→ **EXERCISE DATA**
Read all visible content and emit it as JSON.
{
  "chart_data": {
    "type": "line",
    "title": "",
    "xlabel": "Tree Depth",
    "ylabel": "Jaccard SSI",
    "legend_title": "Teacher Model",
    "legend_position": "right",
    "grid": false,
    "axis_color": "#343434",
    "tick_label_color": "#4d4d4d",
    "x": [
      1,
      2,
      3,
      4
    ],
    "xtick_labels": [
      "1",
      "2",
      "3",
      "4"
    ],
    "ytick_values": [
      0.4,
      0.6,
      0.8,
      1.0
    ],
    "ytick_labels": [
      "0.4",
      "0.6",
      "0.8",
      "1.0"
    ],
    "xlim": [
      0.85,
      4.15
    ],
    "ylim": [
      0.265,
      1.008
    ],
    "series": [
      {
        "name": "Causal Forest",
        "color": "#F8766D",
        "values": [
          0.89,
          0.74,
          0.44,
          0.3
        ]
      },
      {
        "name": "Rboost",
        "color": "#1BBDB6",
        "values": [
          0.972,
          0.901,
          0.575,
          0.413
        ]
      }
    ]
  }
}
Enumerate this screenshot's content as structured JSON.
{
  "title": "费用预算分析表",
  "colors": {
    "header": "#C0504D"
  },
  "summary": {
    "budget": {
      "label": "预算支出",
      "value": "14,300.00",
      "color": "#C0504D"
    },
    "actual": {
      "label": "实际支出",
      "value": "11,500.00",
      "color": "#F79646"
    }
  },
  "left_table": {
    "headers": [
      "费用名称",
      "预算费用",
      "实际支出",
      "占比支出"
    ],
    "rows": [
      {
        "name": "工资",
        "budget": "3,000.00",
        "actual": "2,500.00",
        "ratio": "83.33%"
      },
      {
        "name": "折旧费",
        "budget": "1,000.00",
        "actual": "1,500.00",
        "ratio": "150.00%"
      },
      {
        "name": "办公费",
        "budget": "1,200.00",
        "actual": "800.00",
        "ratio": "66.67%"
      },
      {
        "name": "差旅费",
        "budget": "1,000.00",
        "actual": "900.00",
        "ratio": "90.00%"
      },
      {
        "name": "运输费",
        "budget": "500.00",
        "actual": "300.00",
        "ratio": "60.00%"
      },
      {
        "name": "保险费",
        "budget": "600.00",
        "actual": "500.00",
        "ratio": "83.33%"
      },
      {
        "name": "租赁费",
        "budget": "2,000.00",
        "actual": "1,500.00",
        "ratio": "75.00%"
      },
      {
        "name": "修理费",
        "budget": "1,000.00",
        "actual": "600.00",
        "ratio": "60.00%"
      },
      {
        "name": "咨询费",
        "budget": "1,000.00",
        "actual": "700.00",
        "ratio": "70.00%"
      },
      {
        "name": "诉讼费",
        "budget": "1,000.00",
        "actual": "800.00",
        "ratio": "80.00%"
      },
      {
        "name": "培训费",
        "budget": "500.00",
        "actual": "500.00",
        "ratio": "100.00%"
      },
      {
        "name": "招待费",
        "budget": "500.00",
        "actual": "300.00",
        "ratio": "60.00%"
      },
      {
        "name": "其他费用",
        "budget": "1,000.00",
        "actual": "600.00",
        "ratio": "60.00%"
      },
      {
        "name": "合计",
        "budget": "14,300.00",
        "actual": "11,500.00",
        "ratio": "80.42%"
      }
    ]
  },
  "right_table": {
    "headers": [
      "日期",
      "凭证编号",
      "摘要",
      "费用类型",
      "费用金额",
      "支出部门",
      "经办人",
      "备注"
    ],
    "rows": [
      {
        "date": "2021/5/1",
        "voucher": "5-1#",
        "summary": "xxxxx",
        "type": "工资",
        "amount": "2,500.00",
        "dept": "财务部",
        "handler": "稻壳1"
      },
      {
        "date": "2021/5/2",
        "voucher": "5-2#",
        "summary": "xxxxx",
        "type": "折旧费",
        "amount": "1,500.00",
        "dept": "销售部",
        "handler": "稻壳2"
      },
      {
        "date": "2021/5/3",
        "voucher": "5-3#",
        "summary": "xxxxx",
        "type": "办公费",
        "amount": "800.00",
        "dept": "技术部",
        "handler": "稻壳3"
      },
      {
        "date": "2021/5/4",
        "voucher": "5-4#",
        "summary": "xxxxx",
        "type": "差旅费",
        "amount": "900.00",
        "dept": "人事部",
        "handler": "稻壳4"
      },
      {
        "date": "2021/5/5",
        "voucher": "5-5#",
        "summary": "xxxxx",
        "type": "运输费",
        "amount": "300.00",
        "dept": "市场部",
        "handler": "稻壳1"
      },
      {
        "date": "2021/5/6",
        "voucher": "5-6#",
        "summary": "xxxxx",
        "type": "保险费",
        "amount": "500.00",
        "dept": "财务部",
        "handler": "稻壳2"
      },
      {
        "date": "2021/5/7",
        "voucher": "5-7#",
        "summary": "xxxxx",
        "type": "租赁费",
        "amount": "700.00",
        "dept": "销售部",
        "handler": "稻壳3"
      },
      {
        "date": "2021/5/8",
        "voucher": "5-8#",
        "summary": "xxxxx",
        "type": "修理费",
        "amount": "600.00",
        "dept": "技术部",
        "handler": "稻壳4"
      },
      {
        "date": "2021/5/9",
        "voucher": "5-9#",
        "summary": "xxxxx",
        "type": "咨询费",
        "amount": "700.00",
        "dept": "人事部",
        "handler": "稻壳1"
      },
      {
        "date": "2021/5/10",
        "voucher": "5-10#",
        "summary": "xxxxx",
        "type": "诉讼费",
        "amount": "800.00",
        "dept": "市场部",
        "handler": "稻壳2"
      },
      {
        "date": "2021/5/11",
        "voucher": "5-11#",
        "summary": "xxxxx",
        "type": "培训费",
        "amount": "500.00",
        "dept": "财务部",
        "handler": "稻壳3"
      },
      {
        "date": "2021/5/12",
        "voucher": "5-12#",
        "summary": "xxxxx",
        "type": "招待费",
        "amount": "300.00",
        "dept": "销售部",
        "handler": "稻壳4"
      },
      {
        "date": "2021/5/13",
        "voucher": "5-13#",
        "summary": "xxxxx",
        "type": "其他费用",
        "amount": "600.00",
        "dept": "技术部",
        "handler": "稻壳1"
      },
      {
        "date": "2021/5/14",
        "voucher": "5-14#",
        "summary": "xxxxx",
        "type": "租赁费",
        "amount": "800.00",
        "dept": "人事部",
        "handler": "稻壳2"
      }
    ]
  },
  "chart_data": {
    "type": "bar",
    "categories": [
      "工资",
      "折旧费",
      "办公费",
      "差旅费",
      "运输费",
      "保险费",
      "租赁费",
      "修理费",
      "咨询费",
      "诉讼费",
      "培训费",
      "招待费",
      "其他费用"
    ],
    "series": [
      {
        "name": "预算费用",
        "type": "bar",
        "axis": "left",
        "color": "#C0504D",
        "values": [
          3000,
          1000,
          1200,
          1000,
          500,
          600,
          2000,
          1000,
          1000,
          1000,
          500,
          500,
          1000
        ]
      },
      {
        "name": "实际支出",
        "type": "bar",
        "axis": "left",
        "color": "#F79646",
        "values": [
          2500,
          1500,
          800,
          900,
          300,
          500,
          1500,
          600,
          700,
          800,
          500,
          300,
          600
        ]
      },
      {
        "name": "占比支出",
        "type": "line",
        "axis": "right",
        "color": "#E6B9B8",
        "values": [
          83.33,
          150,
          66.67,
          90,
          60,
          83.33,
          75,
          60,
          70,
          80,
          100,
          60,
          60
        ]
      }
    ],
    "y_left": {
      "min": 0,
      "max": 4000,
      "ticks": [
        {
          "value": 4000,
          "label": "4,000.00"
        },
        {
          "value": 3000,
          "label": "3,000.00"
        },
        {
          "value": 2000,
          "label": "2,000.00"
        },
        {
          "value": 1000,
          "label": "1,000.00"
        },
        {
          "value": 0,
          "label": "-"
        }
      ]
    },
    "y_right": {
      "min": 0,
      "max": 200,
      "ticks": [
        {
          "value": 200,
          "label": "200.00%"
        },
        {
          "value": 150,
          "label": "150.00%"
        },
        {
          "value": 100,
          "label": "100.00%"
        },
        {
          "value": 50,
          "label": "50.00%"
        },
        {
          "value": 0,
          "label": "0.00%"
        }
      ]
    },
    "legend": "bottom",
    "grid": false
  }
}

→ **EXERCISE**
Which lines hold the word "JSON"? Show each one.

→ **REPLY**
Read all visible content and emit it as JSON.
Enumerate this screenshot's content as structured JSON.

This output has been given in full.